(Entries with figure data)
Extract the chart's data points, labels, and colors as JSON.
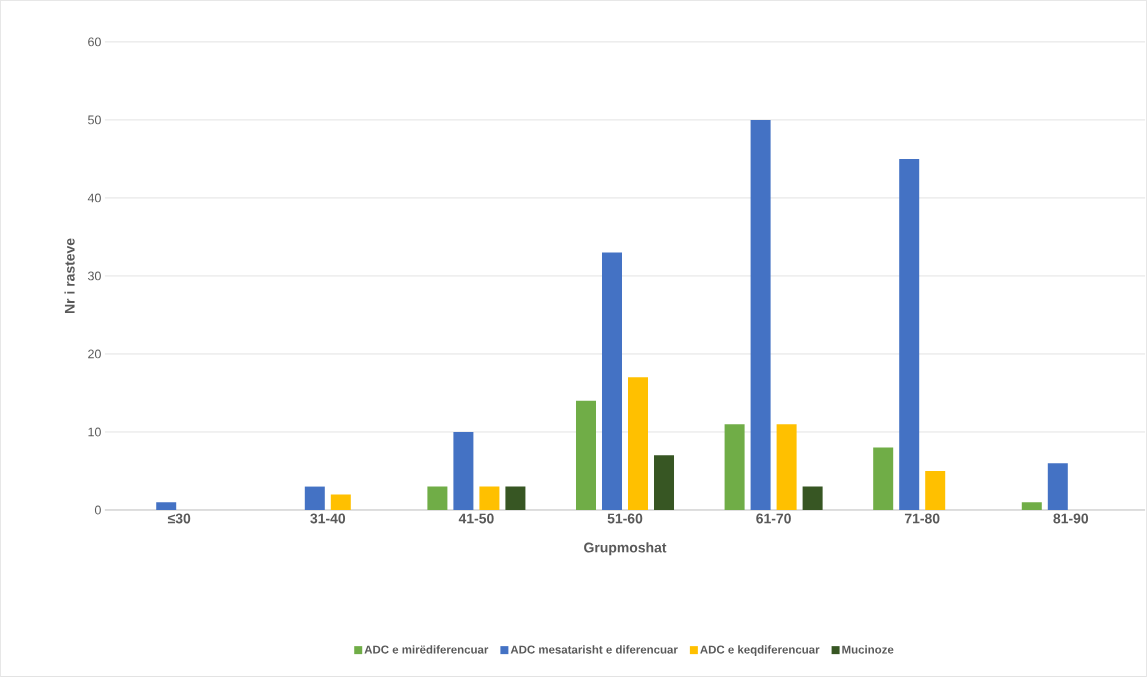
{
  "chart_data": {
    "type": "bar",
    "xlabel": "Grupmoshat",
    "ylabel": "Nr i rasteve",
    "categories": [
      "≤30",
      "31-40",
      "41-50",
      "51-60",
      "61-70",
      "71-80",
      "81-90"
    ],
    "series": [
      {
        "name": "ADC e mirëdiferencuar",
        "color": "#70ad47",
        "values": [
          0,
          0,
          3,
          14,
          11,
          8,
          1
        ]
      },
      {
        "name": "ADC mesatarisht e diferencuar",
        "color": "#4472c4",
        "values": [
          1,
          3,
          10,
          33,
          50,
          45,
          6
        ]
      },
      {
        "name": "ADC e keqdiferencuar",
        "color": "#ffc000",
        "values": [
          0,
          2,
          3,
          17,
          11,
          5,
          0
        ]
      },
      {
        "name": "Mucinoze",
        "color": "#375623",
        "values": [
          0,
          0,
          3,
          7,
          3,
          0,
          0
        ]
      }
    ],
    "ylim": [
      0,
      60
    ],
    "yticks": [
      0,
      10,
      20,
      30,
      40,
      50,
      60
    ],
    "grid": "y",
    "legend": "bottom"
  }
}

[Given task]: Could you reproduce every record above exactly, leaving out the pictures?

[Solution to the problem]:
Extract the chart's data points, labels, and colors as JSON.
{
  "chart_data": {
    "type": "bar",
    "xlabel": "Grupmoshat",
    "ylabel": "Nr i rasteve",
    "categories": [
      "≤30",
      "31-40",
      "41-50",
      "51-60",
      "61-70",
      "71-80",
      "81-90"
    ],
    "series": [
      {
        "name": "ADC e mirëdiferencuar",
        "color": "#70ad47",
        "values": [
          0,
          0,
          3,
          14,
          11,
          8,
          1
        ]
      },
      {
        "name": "ADC mesatarisht e diferencuar",
        "color": "#4472c4",
        "values": [
          1,
          3,
          10,
          33,
          50,
          45,
          6
        ]
      },
      {
        "name": "ADC e keqdiferencuar",
        "color": "#ffc000",
        "values": [
          0,
          2,
          3,
          17,
          11,
          5,
          0
        ]
      },
      {
        "name": "Mucinoze",
        "color": "#375623",
        "values": [
          0,
          0,
          3,
          7,
          3,
          0,
          0
        ]
      }
    ],
    "ylim": [
      0,
      60
    ],
    "yticks": [
      0,
      10,
      20,
      30,
      40,
      50,
      60
    ],
    "grid": "y",
    "legend": "bottom"
  }
}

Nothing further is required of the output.